_Exercise aim:_ List each line of the data that holds the string "resilience".

_Records for this task:_
***
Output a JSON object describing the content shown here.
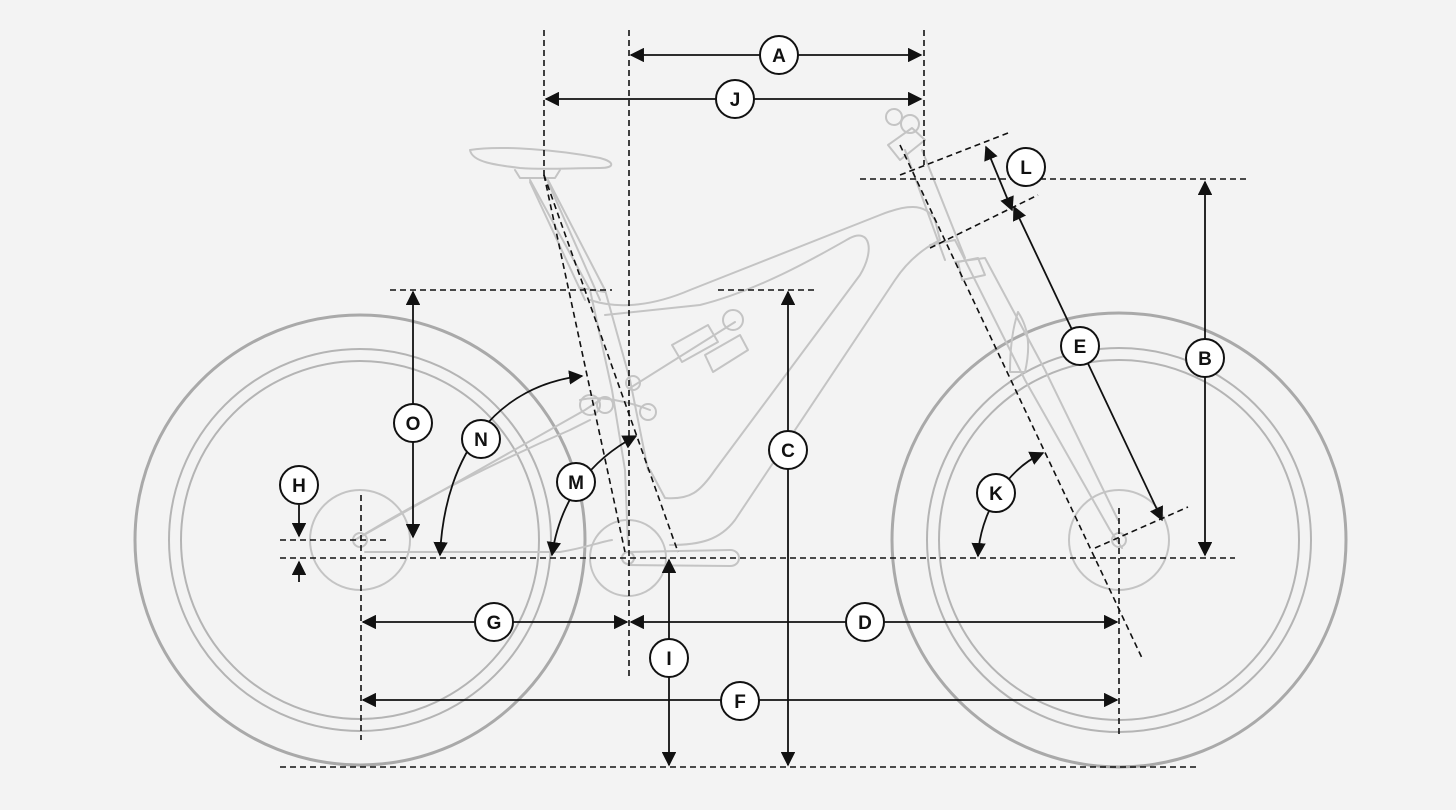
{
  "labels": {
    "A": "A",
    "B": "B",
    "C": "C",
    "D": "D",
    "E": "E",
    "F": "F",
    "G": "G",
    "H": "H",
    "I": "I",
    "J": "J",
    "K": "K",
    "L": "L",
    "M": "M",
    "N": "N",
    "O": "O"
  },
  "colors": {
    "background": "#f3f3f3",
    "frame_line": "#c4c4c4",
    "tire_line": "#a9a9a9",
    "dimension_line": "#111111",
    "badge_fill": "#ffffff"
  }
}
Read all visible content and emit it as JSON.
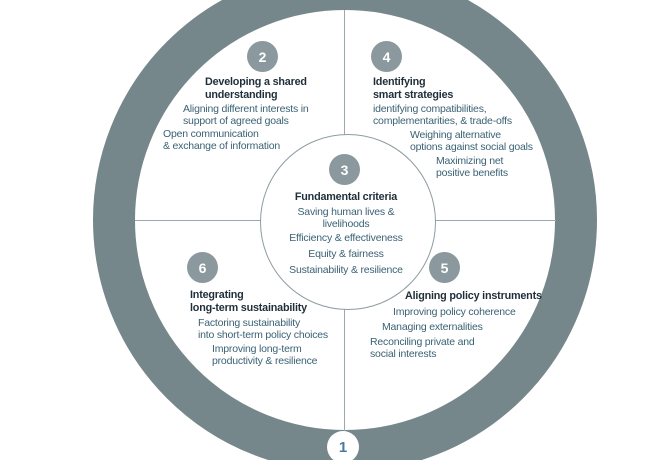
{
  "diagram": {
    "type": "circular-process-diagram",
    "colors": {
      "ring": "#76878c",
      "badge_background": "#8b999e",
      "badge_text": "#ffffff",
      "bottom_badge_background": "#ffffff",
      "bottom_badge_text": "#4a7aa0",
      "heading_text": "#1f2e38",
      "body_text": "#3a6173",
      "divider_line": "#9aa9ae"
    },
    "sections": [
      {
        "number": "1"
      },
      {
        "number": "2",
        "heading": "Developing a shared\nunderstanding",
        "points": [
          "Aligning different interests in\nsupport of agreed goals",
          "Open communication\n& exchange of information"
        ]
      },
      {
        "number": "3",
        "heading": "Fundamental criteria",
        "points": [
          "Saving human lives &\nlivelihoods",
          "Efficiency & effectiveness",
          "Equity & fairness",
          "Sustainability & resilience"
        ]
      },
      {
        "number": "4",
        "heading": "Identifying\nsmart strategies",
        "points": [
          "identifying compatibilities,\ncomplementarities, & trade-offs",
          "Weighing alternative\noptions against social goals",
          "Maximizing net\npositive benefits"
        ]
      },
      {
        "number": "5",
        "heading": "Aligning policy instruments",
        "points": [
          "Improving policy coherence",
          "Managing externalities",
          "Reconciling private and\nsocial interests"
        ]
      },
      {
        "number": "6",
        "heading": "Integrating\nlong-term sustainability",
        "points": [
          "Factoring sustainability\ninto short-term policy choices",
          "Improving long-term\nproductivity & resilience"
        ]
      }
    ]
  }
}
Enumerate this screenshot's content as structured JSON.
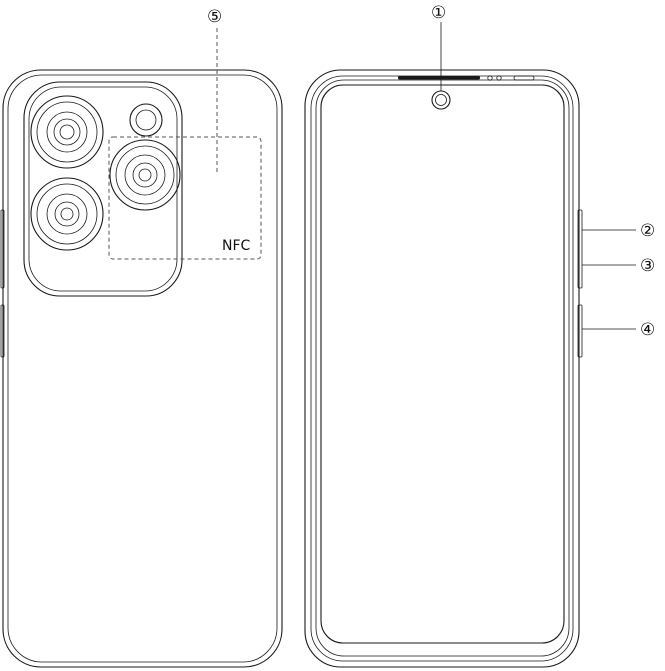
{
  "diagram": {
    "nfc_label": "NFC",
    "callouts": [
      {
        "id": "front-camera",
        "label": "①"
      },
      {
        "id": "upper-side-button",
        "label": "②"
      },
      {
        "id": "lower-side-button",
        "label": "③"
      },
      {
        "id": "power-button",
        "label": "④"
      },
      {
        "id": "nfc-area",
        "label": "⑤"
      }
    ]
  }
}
***
_Finished exercise:_
          "Sustainability & resilience"
          "Improving long-term\nproductivity & resilience"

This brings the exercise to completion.